**Short problem:** Can you copy the passage of the book-data conversion write-up below, word for word, from "library(tidyverse)" up to and including "library(rvest)"?

─── Quoted passage

For this task, I created an excel file that contained data points for three books that were available on my house. Once the excel was created, I converted the file into xml using the excel developer tool and mapping it to a xml template I had created. For the Json file, I used online file converter (https://www.convertcsv.com/csv-to-json.htm) and uploaded my csv input to get Json output. For the html file, I used another file converter (https://www.convertcsv.com/csv-to-html.htm)) and used the csv format of my excel to get the html output. I then added all the three outputs to Github for my project.
This is to load the R packages needed for this project.
library(tidyverse)
## -- Attaching packages --------------------------------------- tidyverse 1.3.1 --
## v ggplot2 3.3.5 v purrr 0.3.4
## v tibble 3.1.6 v dplyr 1.0.7
## v tidyr 1.2.0 v stringr 1.4.0
## v readr 2.1.2 v forcats 0.5.1
## Warning: package 'stringr' was built under R version 4.1.3
## -- Conflicts ------------------------------------------ tidyverse_conflicts() --
## x dplyr::filter() masks stats::filter()
## x dplyr::lag() masks stats::lag()
library(rvest)
##
## Attaching package: 'rvest'
## The following object is masked from 'package:readr':
##
## guess_encoding
library(dplyr)
library(lemon)
## Warning: package 'lemon' was built under R version 4.1.3
##
## Attaching package: 'lemon'
## The following object is masked from 'package:purrr':
##
## %||%
## The following objects are masked from 'package:ggplot2':
##
## CoordCartesian, element_render
library("XML")
library("methods")
library("rjson")
This is to load the XML into a R dataframe.
df_xml<-xmlToDataFrame("file:///C:/Users/dkbs0/OneDrive/Desktop/Class 607/Week 7/XML/booknew.xml")
df_xml
## title author1 author2
## 1 Matched Ally Condle Null
## 2 Catching Fire Suzane Collins Null
## 3 Data Science for Business Foster Provost Tom Fawcett
## publisher year isbn pages price
## 1 Allyson braithwaite Condie 2010 9780142419779 369 9.99
## 2 Scholastic Press 2009 9780439023498 391 17.99
## 3 O'Reily Media Inc. 2013 9781449361327 386 49.99
This code is to load the html file into R.
rawHTML <- paste(readLines("https://raw.githubusercontent.com/deepasharma06/Data-607/main/Books.htm"), collapse="\n")

──────
─── Record excerpts

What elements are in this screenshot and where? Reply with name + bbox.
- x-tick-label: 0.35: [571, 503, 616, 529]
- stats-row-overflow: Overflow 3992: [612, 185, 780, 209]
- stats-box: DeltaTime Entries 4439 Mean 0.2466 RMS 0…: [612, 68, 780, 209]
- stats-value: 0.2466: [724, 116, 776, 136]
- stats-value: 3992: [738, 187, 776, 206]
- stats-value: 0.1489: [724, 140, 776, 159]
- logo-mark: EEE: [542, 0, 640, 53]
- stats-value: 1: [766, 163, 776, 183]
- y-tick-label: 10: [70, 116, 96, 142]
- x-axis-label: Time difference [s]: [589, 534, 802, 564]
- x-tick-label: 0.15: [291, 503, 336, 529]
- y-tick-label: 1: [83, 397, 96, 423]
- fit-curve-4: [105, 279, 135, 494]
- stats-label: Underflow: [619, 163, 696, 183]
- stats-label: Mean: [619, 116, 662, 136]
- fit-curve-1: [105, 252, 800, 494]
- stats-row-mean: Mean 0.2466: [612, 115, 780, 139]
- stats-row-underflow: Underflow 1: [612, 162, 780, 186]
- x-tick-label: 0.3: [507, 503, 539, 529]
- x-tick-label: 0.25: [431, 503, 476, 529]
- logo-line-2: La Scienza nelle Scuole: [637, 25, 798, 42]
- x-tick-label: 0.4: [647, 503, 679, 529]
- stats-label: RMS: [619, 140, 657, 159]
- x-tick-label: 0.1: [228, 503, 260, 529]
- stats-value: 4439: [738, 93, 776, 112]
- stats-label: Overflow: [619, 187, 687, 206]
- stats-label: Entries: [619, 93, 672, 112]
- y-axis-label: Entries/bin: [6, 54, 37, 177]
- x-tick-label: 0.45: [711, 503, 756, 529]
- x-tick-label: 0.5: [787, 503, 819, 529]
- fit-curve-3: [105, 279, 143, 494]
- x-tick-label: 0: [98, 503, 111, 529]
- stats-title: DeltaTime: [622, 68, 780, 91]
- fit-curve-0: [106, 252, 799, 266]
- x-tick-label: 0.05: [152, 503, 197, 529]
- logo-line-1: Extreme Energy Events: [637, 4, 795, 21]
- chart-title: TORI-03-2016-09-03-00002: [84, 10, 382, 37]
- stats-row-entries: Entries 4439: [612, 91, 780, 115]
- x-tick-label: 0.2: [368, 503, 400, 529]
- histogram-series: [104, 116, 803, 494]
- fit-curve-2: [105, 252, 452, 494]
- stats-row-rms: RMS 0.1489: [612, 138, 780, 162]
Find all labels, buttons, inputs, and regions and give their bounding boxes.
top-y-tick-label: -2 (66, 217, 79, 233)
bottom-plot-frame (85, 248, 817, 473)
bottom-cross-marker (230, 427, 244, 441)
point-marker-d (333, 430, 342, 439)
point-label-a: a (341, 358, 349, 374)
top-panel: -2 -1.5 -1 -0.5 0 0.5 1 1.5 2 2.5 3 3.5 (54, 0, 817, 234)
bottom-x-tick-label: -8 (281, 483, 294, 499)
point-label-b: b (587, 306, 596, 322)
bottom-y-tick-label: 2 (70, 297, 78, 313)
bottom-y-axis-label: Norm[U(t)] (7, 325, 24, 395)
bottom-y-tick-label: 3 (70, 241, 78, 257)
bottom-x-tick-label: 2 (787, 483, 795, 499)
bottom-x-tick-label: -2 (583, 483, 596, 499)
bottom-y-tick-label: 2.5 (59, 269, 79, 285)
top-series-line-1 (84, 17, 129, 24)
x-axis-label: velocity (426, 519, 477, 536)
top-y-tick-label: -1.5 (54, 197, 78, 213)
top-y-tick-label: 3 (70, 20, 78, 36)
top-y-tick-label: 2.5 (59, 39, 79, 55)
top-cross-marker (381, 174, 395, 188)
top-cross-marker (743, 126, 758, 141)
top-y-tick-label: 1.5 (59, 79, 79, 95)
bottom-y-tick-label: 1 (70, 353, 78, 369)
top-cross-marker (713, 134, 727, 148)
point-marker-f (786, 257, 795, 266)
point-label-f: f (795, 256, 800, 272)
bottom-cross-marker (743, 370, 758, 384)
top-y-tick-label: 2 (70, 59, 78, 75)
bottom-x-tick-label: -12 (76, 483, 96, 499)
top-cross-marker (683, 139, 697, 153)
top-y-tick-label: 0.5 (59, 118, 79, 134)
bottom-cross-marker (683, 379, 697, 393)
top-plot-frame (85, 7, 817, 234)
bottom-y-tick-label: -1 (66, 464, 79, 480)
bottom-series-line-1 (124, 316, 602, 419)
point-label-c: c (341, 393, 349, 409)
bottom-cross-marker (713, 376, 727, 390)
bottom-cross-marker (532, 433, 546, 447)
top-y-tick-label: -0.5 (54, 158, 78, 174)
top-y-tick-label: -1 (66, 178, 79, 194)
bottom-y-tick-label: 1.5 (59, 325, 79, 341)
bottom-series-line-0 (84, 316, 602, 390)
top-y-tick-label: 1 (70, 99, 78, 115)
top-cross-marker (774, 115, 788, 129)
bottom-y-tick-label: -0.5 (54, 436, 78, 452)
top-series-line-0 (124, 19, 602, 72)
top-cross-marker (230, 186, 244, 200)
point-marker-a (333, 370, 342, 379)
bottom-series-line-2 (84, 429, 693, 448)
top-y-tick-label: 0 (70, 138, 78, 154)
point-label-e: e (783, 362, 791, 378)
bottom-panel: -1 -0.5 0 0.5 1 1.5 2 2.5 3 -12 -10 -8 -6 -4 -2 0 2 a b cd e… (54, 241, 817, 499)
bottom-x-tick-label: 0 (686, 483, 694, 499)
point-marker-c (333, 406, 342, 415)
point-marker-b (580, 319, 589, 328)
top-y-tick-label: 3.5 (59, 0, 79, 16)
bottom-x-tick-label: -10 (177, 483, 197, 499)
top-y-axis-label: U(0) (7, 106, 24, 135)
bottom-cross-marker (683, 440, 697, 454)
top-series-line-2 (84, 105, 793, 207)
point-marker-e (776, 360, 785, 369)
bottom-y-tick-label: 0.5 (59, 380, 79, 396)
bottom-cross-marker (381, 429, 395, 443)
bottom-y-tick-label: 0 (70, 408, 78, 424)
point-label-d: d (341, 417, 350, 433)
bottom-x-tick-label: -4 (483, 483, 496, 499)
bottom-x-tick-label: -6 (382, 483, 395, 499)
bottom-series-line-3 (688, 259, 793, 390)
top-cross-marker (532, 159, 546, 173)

──────
─── Record excerpts

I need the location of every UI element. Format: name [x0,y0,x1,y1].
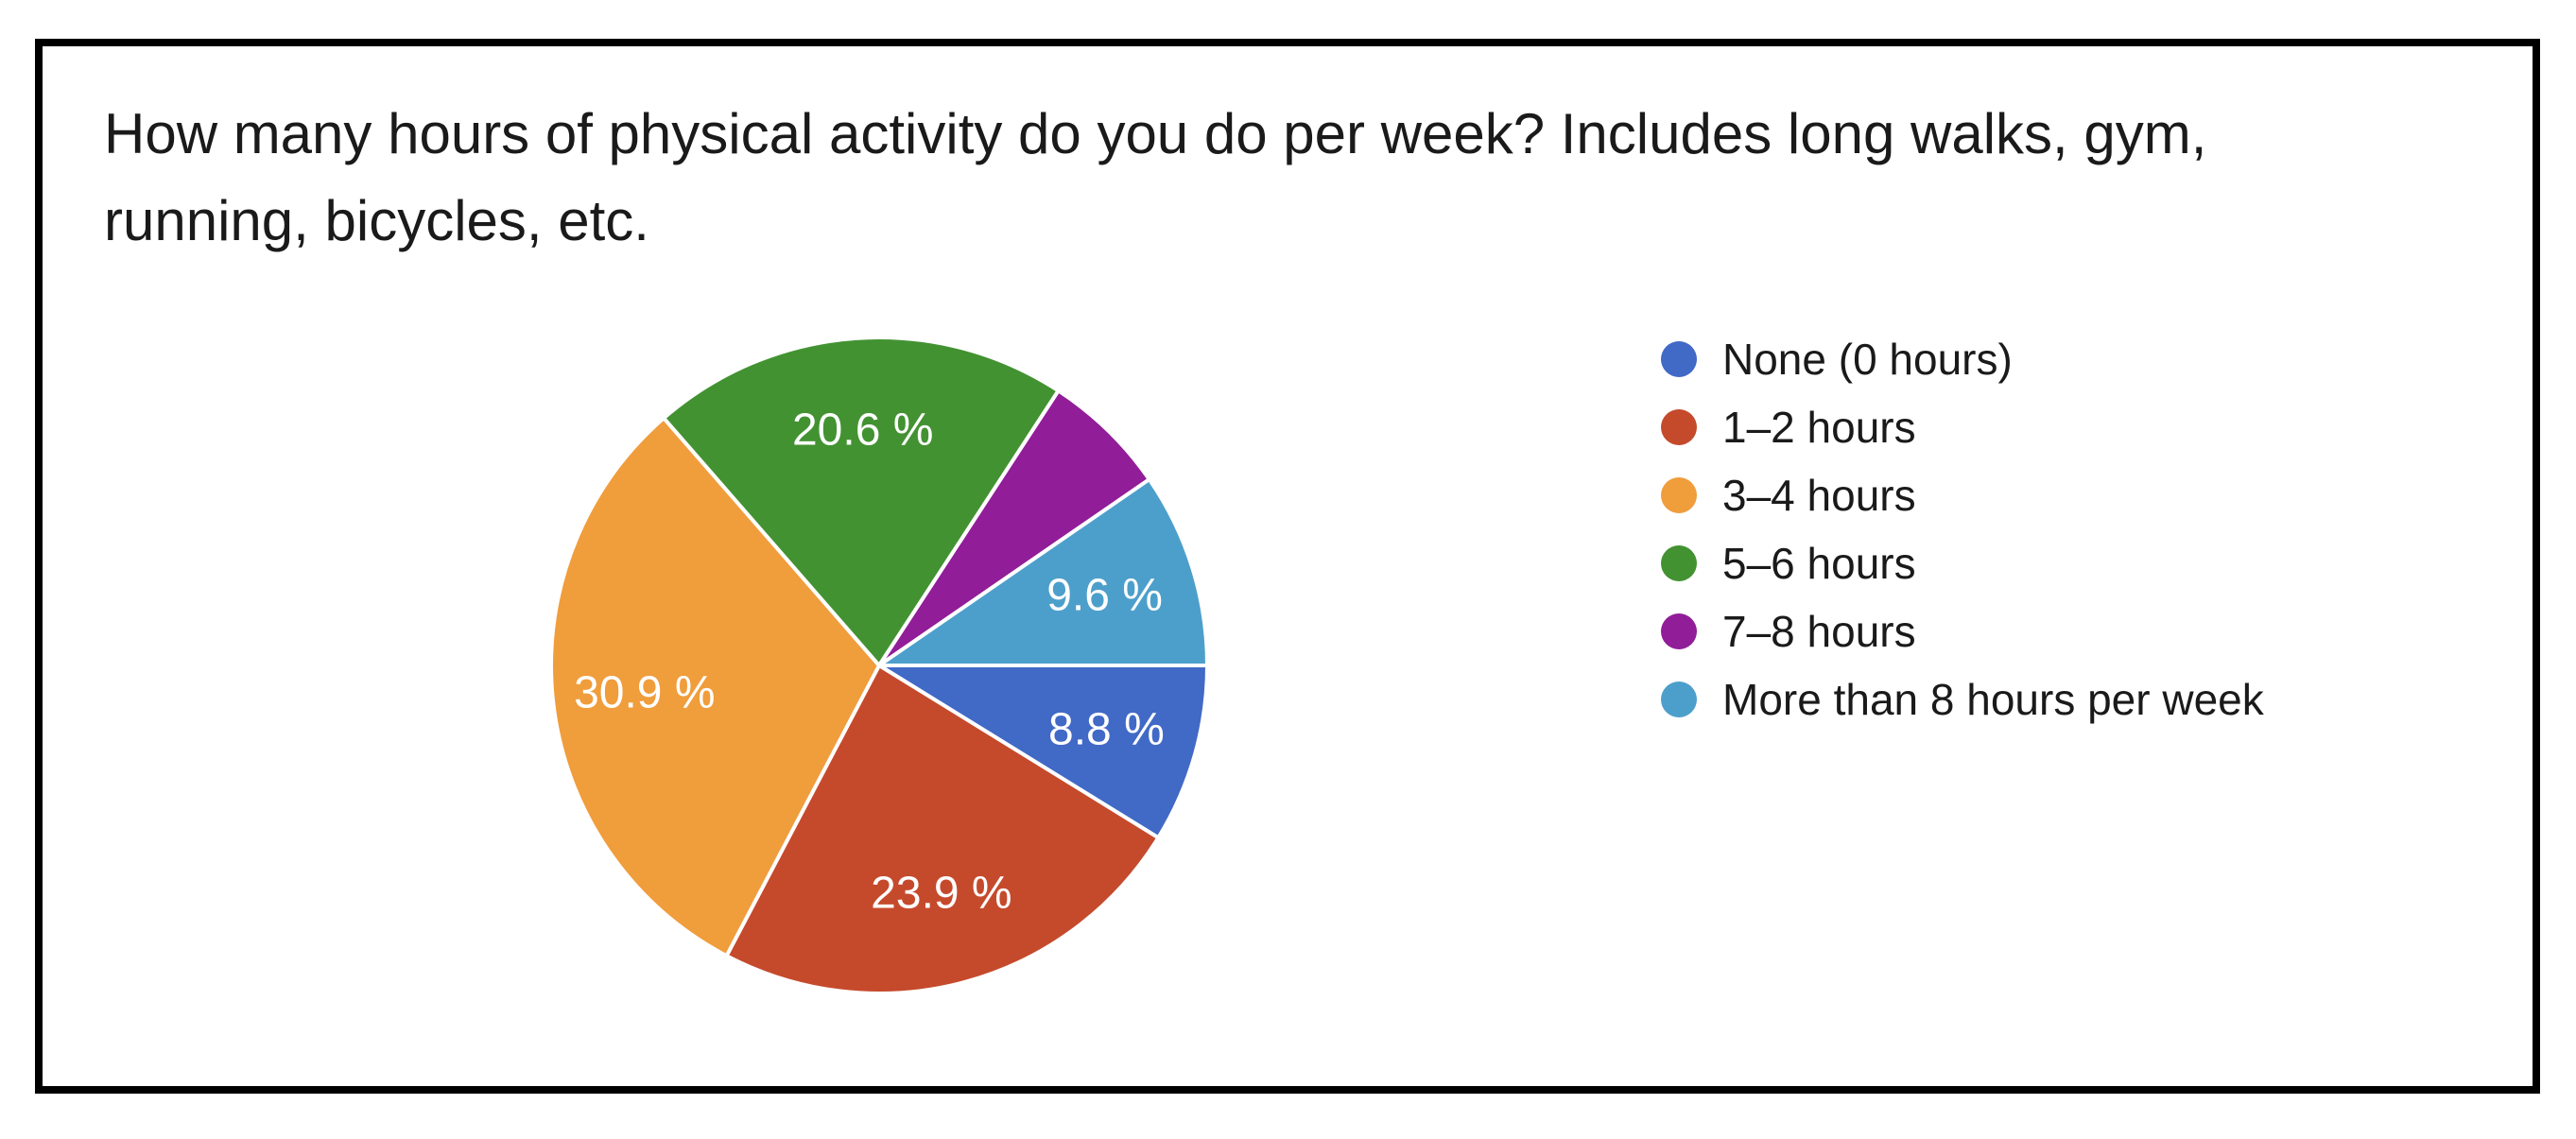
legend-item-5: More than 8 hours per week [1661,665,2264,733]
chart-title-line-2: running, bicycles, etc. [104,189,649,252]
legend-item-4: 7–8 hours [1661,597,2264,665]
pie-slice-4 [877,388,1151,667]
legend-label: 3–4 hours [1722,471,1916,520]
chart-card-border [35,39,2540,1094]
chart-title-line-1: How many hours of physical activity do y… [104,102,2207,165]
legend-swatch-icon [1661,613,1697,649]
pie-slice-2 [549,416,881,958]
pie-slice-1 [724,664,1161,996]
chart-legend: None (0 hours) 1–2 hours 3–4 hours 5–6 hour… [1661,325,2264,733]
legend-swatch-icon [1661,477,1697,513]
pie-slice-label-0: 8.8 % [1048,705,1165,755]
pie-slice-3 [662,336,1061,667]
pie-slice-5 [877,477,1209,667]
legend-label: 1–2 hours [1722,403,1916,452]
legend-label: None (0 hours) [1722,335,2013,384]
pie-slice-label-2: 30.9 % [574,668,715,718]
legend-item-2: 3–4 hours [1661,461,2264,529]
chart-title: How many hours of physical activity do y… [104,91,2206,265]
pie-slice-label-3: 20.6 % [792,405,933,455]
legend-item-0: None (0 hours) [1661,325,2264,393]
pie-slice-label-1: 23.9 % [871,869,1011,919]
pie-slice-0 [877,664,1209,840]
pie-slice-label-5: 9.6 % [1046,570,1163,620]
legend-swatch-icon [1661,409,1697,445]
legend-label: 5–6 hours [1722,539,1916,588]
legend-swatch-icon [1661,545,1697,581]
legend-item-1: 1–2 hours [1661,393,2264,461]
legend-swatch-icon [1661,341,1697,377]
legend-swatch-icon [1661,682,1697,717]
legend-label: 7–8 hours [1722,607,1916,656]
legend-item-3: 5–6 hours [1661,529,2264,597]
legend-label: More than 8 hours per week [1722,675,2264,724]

──────
─── Record excerpts

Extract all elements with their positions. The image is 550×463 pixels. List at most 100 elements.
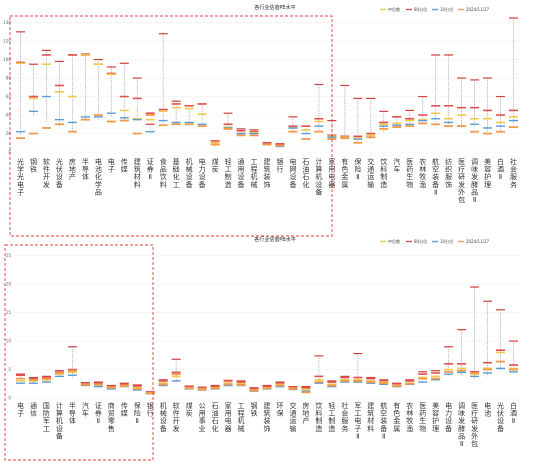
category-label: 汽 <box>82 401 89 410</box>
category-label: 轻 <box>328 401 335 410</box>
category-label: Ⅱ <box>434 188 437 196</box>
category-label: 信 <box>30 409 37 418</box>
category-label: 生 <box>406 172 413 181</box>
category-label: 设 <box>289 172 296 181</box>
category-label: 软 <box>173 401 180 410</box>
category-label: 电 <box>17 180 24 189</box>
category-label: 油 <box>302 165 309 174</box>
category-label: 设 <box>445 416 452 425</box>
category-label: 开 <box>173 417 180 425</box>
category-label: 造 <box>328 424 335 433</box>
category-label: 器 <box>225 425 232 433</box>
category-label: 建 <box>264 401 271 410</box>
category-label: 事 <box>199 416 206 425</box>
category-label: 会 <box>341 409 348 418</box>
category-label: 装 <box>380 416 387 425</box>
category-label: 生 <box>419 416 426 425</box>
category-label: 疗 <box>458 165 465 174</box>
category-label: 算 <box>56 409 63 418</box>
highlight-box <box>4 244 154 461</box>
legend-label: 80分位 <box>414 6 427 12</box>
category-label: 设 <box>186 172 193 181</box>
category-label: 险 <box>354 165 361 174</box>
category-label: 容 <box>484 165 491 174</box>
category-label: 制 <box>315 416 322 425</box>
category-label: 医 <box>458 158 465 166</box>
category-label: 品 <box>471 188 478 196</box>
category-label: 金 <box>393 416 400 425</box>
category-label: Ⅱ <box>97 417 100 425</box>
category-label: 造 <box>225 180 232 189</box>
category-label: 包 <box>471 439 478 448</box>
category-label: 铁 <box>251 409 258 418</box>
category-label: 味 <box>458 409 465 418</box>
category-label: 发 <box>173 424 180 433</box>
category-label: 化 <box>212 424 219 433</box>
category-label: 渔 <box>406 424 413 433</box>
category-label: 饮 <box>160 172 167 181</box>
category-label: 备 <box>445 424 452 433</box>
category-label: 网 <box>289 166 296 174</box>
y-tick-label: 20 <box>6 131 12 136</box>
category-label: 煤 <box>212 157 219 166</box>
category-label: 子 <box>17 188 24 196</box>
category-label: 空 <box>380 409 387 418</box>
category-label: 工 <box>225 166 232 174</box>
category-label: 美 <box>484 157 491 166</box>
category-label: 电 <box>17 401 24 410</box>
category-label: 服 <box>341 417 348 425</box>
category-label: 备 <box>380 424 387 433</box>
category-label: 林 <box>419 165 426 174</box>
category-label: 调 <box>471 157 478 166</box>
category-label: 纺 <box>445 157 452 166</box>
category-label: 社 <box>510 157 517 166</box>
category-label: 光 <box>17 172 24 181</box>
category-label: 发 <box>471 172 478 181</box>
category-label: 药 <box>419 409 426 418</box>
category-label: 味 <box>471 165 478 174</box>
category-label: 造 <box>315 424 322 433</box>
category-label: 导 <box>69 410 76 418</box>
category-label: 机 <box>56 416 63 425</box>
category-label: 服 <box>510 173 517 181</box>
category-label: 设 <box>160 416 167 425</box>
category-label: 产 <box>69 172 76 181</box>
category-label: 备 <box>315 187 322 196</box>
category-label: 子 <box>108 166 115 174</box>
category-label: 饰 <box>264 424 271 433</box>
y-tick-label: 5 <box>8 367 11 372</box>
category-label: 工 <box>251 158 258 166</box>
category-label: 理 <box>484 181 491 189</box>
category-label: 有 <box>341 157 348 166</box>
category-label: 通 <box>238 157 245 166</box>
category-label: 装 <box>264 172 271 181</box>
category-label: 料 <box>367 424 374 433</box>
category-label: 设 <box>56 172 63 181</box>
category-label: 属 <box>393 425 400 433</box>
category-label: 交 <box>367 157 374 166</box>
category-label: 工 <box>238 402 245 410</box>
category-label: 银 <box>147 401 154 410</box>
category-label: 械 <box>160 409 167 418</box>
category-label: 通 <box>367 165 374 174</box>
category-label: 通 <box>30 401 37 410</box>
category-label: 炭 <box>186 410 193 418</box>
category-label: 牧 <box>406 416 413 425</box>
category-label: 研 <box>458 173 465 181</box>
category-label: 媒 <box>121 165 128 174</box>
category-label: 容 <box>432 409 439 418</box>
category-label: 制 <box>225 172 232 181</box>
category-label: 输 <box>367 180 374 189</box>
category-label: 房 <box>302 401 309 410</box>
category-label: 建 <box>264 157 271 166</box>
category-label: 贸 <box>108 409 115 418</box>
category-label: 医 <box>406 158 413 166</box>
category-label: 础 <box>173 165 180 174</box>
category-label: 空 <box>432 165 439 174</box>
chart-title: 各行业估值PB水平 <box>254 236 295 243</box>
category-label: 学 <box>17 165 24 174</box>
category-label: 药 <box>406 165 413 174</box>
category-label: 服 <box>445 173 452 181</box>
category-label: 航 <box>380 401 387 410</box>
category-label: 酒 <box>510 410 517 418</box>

──────

**The response:**
library(tidyverse)
## -- Attaching packages --------------------------------------- tidyverse 1.3.1 --
## v ggplot2 3.3.5 v purrr 0.3.4
## v tibble 3.1.6 v dplyr 1.0.7
## v tidyr 1.2.0 v stringr 1.4.0
## v readr 2.1.2 v forcats 0.5.1
## Warning: package 'stringr' was built under R version 4.1.3
## -- Conflicts ------------------------------------------ tidyverse_conflicts() --
## x dplyr::filter() masks stats::filter()
## x dplyr::lag() masks stats::lag()
library(rvest)